# [Data shown]
[start]
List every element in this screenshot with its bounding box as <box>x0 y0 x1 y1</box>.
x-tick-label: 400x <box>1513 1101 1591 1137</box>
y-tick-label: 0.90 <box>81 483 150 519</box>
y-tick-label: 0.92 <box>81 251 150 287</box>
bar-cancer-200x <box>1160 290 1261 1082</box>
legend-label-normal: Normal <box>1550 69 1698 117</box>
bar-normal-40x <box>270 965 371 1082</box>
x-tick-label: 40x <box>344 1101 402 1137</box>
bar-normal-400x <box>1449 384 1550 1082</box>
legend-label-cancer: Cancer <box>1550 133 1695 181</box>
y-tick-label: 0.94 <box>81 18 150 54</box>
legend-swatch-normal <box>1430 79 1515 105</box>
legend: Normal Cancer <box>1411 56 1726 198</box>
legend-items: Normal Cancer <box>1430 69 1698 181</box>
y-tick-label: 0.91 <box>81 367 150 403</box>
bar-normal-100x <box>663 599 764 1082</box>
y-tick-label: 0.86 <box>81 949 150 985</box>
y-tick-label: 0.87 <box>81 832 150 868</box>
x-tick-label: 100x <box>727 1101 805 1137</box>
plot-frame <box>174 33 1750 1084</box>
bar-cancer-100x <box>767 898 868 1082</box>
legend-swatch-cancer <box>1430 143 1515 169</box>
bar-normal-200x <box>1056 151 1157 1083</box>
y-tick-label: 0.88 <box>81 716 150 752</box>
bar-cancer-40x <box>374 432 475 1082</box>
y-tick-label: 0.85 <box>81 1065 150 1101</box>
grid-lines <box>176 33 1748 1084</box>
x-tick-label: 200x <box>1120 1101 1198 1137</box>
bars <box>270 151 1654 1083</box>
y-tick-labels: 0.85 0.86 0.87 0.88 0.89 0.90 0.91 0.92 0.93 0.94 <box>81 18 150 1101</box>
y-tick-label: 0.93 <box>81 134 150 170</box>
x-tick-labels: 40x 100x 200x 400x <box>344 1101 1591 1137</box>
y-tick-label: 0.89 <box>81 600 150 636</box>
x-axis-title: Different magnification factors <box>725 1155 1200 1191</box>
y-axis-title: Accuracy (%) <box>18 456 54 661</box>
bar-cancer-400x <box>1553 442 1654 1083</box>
[end]
# [Task to complete]
Please copy all of the rows above, character for character.

# [Task response]
List every element in this screenshot with its bounding box as <box>x0 y0 x1 y1</box>.
x-tick-label: 400x <box>1513 1101 1591 1137</box>
y-tick-label: 0.90 <box>81 483 150 519</box>
y-tick-label: 0.92 <box>81 251 150 287</box>
bar-cancer-200x <box>1160 290 1261 1082</box>
legend-label-normal: Normal <box>1550 69 1698 117</box>
bar-normal-40x <box>270 965 371 1082</box>
x-tick-label: 40x <box>344 1101 402 1137</box>
bar-normal-400x <box>1449 384 1550 1082</box>
legend-label-cancer: Cancer <box>1550 133 1695 181</box>
y-tick-label: 0.94 <box>81 18 150 54</box>
legend-swatch-normal <box>1430 79 1515 105</box>
legend: Normal Cancer <box>1411 56 1726 198</box>
legend-items: Normal Cancer <box>1430 69 1698 181</box>
y-tick-label: 0.91 <box>81 367 150 403</box>
bar-normal-100x <box>663 599 764 1082</box>
y-tick-label: 0.86 <box>81 949 150 985</box>
y-tick-label: 0.87 <box>81 832 150 868</box>
x-tick-label: 100x <box>727 1101 805 1137</box>
plot-frame <box>174 33 1750 1084</box>
bar-cancer-100x <box>767 898 868 1082</box>
legend-swatch-cancer <box>1430 143 1515 169</box>
bar-normal-200x <box>1056 151 1157 1083</box>
y-tick-label: 0.88 <box>81 716 150 752</box>
bar-cancer-40x <box>374 432 475 1082</box>
y-tick-label: 0.85 <box>81 1065 150 1101</box>
grid-lines <box>176 33 1748 1084</box>
x-tick-label: 200x <box>1120 1101 1198 1137</box>
bars <box>270 151 1654 1083</box>
y-tick-labels: 0.85 0.86 0.87 0.88 0.89 0.90 0.91 0.92 0.93 0.94 <box>81 18 150 1101</box>
y-tick-label: 0.93 <box>81 134 150 170</box>
x-tick-labels: 40x 100x 200x 400x <box>344 1101 1591 1137</box>
y-tick-label: 0.89 <box>81 600 150 636</box>
x-axis-title: Different magnification factors <box>725 1155 1200 1191</box>
y-axis-title: Accuracy (%) <box>18 456 54 661</box>
bar-cancer-400x <box>1553 442 1654 1083</box>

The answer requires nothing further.